» Problem: Identify all lines of the data containing the string "screenshot" and copy them.

» Records:
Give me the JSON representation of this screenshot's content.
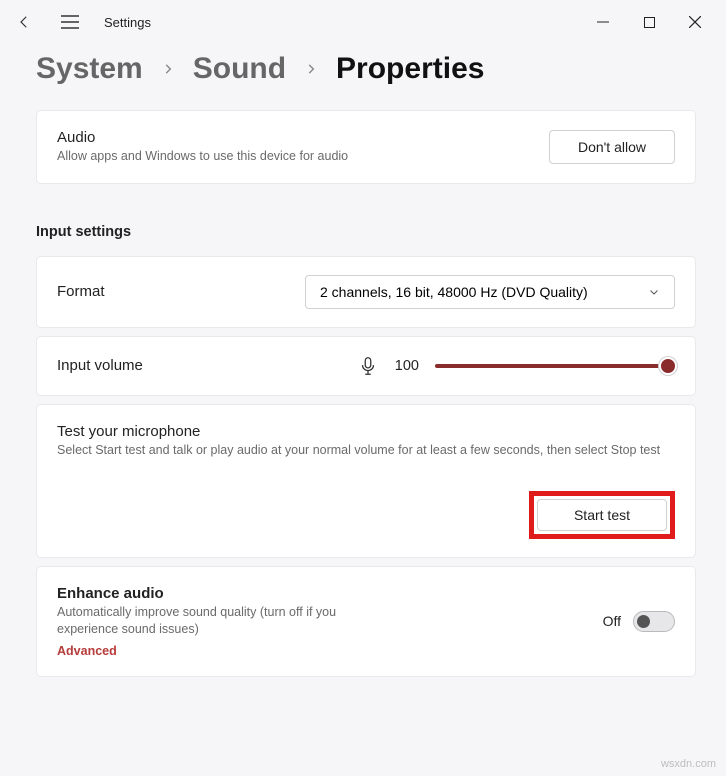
{
  "app": {
    "title": "Settings"
  },
  "breadcrumb": {
    "system": "System",
    "sound": "Sound",
    "properties": "Properties"
  },
  "audio_card": {
    "title": "Audio",
    "desc": "Allow apps and Windows to use this device for audio",
    "button": "Don't allow"
  },
  "section": {
    "input_settings": "Input settings"
  },
  "format": {
    "label": "Format",
    "value": "2 channels, 16 bit, 48000 Hz (DVD Quality)"
  },
  "volume": {
    "label": "Input volume",
    "value": "100"
  },
  "test": {
    "title": "Test your microphone",
    "desc": "Select Start test and talk or play audio at your normal volume for at least a few seconds, then select Stop test",
    "button": "Start test"
  },
  "enhance": {
    "title": "Enhance audio",
    "desc": "Automatically improve sound quality (turn off if you experience sound issues)",
    "advanced": "Advanced",
    "toggle_label": "Off"
  },
  "watermark": "wsxdn.com"
}
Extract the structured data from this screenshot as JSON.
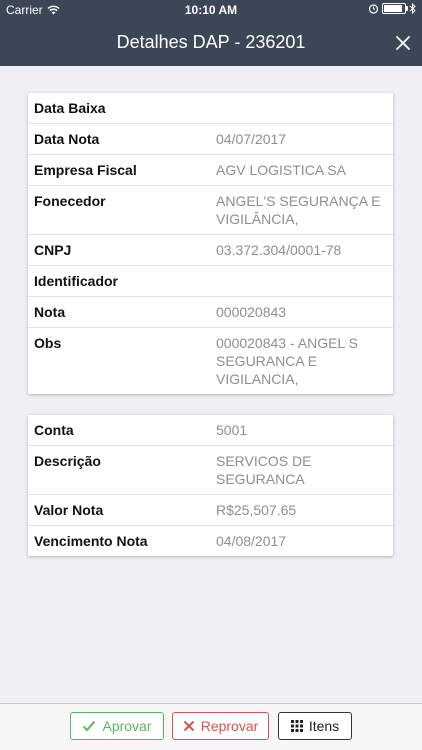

» Correct answer:
Give me the JSON representation of this screenshot's content.
Extract the structured data from this screenshot as JSON.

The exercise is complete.